GIVEN REQUEST> Filter the entries below, keeping every line that has the word "email".

═══ RECORD EXTRACTS ═══

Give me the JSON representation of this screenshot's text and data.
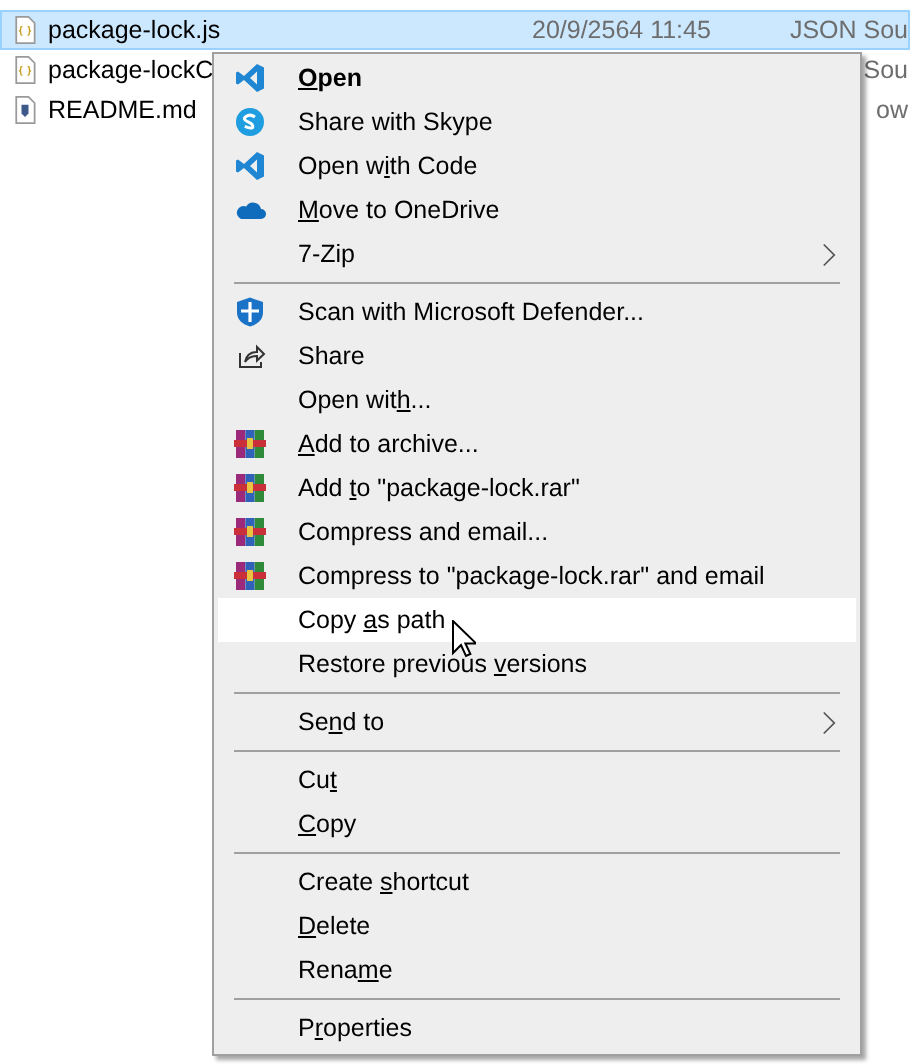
{
  "files": [
    {
      "name": "package-lock.js",
      "kind": "json",
      "selected": true,
      "date": "20/9/2564 11:45",
      "type": "JSON Sou"
    },
    {
      "name": "package-lockC",
      "kind": "json",
      "selected": false,
      "type": "Sou"
    },
    {
      "name": "README.md",
      "kind": "markdown",
      "selected": false,
      "type": "ow"
    }
  ],
  "menu": {
    "groups": [
      [
        {
          "key": "O",
          "post": "pen",
          "kind": "code",
          "bold": true,
          "submenu": false,
          "selected": false
        },
        {
          "pre": "Share with Skype",
          "kind": "skype",
          "bold": false,
          "submenu": false,
          "selected": false
        },
        {
          "pre": "Open w",
          "key": "i",
          "post": "th Code",
          "kind": "code",
          "bold": false,
          "submenu": false,
          "selected": false
        },
        {
          "key": "M",
          "post": "ove to OneDrive",
          "kind": "onedrive",
          "bold": false,
          "submenu": false,
          "selected": false
        },
        {
          "pre": "7-Zip",
          "kind": "plain",
          "bold": false,
          "submenu": true,
          "selected": false
        }
      ],
      [
        {
          "pre": "Scan with Microsoft Defender...",
          "kind": "shield",
          "bold": false,
          "submenu": false,
          "selected": false
        },
        {
          "pre": "Share",
          "kind": "share",
          "bold": false,
          "submenu": false,
          "selected": false
        },
        {
          "pre": "Open wit",
          "key": "h",
          "post": "...",
          "kind": "plain",
          "bold": false,
          "submenu": false,
          "selected": false
        },
        {
          "key": "A",
          "post": "dd to archive...",
          "kind": "archive",
          "bold": false,
          "submenu": false,
          "selected": false
        },
        {
          "pre": "Add ",
          "key": "t",
          "post": "o \"package-lock.rar\"",
          "kind": "archive",
          "bold": false,
          "submenu": false,
          "selected": false
        },
        {
          "pre": "Compress and email...",
          "kind": "archive",
          "bold": false,
          "submenu": false,
          "selected": false
        },
        {
          "pre": "Compress to \"package-lock.rar\" and email",
          "kind": "archive",
          "bold": false,
          "submenu": false,
          "selected": false
        },
        {
          "pre": "Copy ",
          "key": "a",
          "post": "s path",
          "kind": "plain",
          "bold": false,
          "submenu": false,
          "selected": true
        },
        {
          "pre": "Restore previous ",
          "key": "v",
          "post": "ersions",
          "kind": "plain",
          "bold": false,
          "submenu": false,
          "selected": false
        }
      ],
      [
        {
          "pre": "Se",
          "key": "n",
          "post": "d to",
          "kind": "plain",
          "bold": false,
          "submenu": true,
          "selected": false
        }
      ],
      [
        {
          "pre": "Cu",
          "key": "t",
          "kind": "plain",
          "bold": false,
          "submenu": false,
          "selected": false
        },
        {
          "key": "C",
          "post": "opy",
          "kind": "plain",
          "bold": false,
          "submenu": false,
          "selected": false
        }
      ],
      [
        {
          "pre": "Create ",
          "key": "s",
          "post": "hortcut",
          "kind": "plain",
          "bold": false,
          "submenu": false,
          "selected": false
        },
        {
          "key": "D",
          "post": "elete",
          "kind": "plain",
          "bold": false,
          "submenu": false,
          "selected": false
        },
        {
          "pre": "Rena",
          "key": "m",
          "post": "e",
          "kind": "plain",
          "bold": false,
          "submenu": false,
          "selected": false
        }
      ],
      [
        {
          "pre": "P",
          "key": "r",
          "post": "operties",
          "kind": "plain",
          "bold": false,
          "submenu": false,
          "selected": false
        }
      ]
    ]
  }
}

═══

TASK RESPONSE>
          "pre": "Compress and email...",
          "pre": "Compress to \"package-lock.rar\" and email",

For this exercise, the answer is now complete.